To do:
Below are some entries. Copy each line that holds the string "صراعنا".

Extracted data:
####
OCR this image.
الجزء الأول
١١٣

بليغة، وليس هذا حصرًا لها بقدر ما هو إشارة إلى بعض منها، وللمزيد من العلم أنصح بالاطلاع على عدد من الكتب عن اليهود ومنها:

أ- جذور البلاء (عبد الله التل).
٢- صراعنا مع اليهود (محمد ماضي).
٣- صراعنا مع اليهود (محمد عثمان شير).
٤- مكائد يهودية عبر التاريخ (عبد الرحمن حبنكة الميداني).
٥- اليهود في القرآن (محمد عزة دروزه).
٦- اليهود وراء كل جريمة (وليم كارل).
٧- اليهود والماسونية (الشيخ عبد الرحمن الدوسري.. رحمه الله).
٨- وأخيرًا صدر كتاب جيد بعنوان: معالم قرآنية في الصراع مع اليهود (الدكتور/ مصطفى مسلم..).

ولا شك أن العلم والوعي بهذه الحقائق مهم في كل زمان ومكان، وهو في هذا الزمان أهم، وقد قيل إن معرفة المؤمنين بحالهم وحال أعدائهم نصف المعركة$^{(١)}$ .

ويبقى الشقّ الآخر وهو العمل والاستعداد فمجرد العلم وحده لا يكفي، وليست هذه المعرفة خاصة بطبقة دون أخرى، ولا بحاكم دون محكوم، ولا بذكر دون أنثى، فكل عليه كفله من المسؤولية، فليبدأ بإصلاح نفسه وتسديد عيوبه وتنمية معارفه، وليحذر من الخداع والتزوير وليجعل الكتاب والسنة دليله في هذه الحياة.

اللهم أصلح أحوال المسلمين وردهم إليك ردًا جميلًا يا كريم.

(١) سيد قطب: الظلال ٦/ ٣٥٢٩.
####
Final answer:
٢- صراعنا مع اليهود (محمد ماضي).
٣- صراعنا مع اليهود (محمد عثمان شير).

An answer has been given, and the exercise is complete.